(Dataset rows about figures)
___

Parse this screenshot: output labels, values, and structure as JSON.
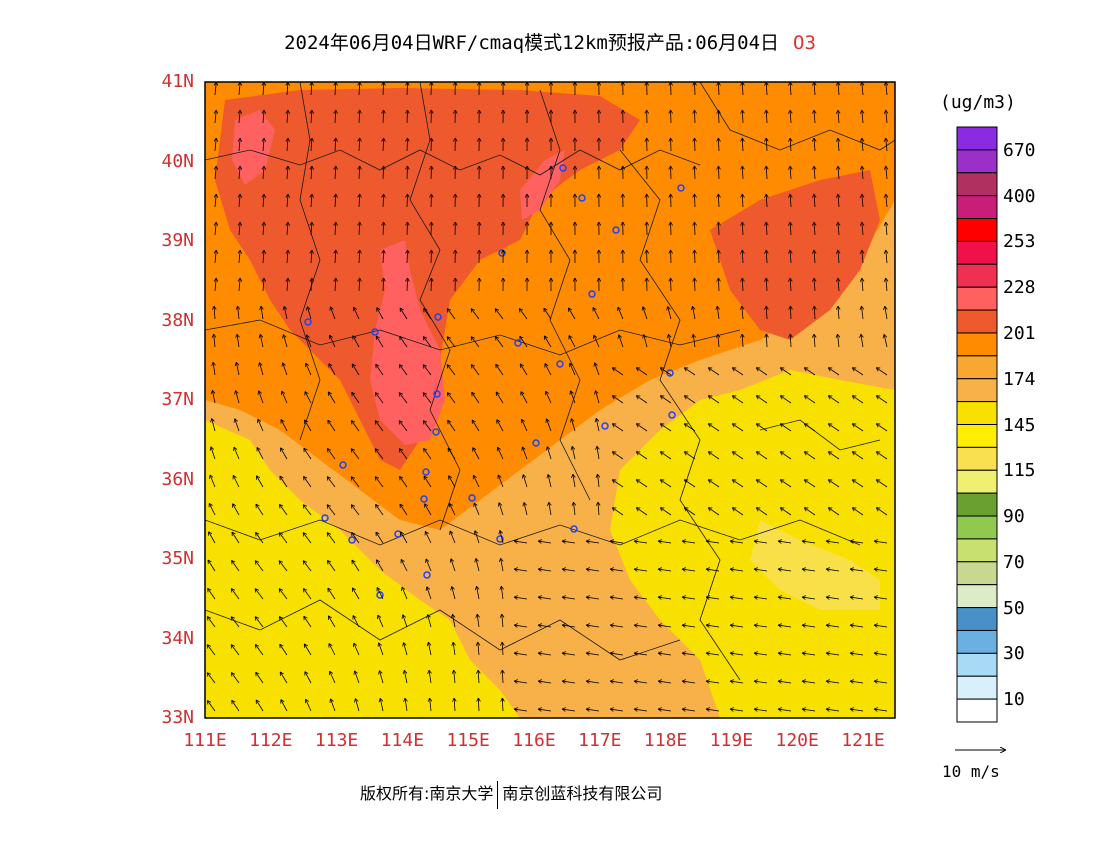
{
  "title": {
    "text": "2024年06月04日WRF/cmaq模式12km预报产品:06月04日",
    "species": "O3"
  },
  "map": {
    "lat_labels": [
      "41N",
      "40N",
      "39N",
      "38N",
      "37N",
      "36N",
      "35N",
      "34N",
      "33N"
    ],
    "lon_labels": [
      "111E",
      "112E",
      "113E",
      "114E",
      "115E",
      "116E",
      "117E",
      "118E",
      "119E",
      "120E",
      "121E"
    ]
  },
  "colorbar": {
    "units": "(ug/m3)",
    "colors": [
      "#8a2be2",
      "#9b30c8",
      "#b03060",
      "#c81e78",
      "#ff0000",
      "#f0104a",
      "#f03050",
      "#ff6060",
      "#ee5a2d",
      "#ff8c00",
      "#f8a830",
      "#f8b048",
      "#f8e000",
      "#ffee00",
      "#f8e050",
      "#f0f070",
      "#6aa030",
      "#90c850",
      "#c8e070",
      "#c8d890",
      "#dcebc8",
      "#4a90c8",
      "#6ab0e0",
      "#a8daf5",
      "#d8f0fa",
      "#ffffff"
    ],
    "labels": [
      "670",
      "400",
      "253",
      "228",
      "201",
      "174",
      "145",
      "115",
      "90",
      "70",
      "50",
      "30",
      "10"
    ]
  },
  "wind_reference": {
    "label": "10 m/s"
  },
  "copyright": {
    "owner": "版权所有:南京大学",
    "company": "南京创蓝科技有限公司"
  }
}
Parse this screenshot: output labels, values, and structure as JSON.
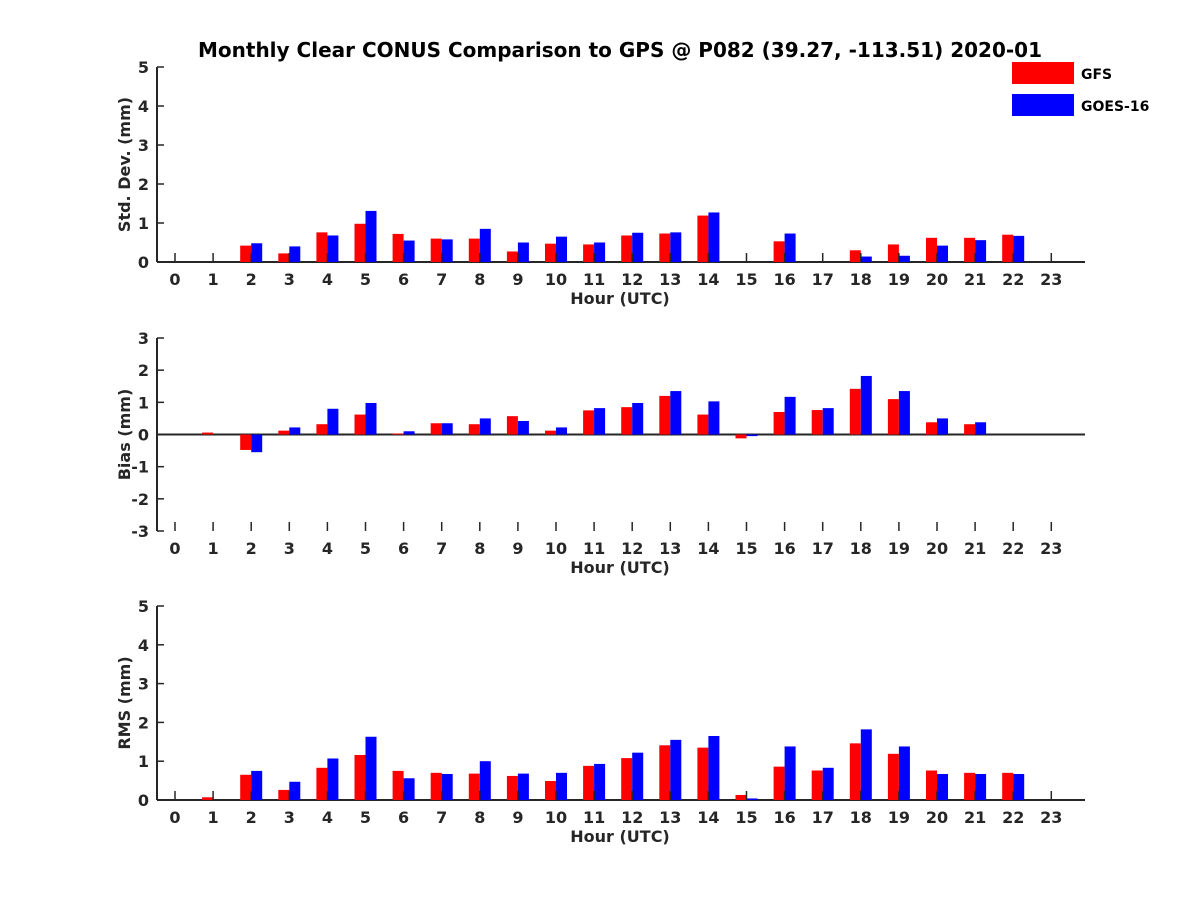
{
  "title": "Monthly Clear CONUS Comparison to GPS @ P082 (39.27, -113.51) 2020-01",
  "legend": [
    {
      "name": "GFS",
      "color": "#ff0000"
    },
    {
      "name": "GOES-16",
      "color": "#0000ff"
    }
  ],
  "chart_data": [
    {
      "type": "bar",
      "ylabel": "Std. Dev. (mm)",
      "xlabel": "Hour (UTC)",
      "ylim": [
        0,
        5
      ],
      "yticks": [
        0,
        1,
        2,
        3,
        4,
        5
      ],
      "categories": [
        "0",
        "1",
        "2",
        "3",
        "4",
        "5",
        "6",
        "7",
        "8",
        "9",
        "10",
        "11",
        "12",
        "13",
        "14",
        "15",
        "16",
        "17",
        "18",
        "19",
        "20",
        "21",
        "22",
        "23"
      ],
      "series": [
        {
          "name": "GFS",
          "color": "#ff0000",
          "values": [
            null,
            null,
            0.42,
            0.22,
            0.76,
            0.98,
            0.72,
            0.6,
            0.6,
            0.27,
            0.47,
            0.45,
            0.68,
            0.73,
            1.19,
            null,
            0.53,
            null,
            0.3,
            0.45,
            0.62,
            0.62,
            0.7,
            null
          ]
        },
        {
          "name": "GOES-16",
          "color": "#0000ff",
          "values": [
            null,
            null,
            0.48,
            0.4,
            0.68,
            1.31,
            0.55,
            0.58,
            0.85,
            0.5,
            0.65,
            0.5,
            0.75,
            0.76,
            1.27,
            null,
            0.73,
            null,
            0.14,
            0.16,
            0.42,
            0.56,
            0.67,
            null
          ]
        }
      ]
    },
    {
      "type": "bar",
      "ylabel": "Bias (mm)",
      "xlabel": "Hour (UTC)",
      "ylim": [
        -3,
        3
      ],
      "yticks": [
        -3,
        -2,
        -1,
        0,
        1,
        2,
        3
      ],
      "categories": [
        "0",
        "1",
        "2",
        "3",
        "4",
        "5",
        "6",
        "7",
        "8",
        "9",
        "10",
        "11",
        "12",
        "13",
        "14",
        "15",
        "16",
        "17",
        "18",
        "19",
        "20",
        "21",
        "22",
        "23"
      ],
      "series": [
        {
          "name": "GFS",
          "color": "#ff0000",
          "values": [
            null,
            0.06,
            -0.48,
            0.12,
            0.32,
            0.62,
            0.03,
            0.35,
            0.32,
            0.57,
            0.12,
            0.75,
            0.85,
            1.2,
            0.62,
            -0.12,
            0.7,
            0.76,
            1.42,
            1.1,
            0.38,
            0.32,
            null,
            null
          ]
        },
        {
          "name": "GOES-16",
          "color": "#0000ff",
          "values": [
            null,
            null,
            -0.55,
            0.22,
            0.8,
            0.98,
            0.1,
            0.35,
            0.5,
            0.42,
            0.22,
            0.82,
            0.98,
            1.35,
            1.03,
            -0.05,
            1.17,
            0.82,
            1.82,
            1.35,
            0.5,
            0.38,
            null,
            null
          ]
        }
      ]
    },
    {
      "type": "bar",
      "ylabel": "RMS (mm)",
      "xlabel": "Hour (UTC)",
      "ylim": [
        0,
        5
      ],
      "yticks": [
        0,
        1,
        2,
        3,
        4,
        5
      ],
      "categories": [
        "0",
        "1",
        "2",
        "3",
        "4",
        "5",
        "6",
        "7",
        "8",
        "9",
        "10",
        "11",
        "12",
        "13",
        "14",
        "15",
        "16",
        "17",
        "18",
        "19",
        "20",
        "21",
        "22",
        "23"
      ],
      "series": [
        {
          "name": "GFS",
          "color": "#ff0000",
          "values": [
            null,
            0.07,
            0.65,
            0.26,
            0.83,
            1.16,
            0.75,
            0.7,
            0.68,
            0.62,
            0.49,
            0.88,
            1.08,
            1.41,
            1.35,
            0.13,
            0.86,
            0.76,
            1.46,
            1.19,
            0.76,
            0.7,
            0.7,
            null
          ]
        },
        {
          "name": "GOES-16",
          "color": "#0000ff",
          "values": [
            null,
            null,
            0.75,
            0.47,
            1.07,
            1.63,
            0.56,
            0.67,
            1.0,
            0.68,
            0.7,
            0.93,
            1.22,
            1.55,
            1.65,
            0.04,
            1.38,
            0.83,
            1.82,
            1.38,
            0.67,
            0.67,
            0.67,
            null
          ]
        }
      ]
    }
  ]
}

___

### [Problem to work on]
Go through the entries above and count the lines containing the word "title"; give only that count.

### [Finished answer]
2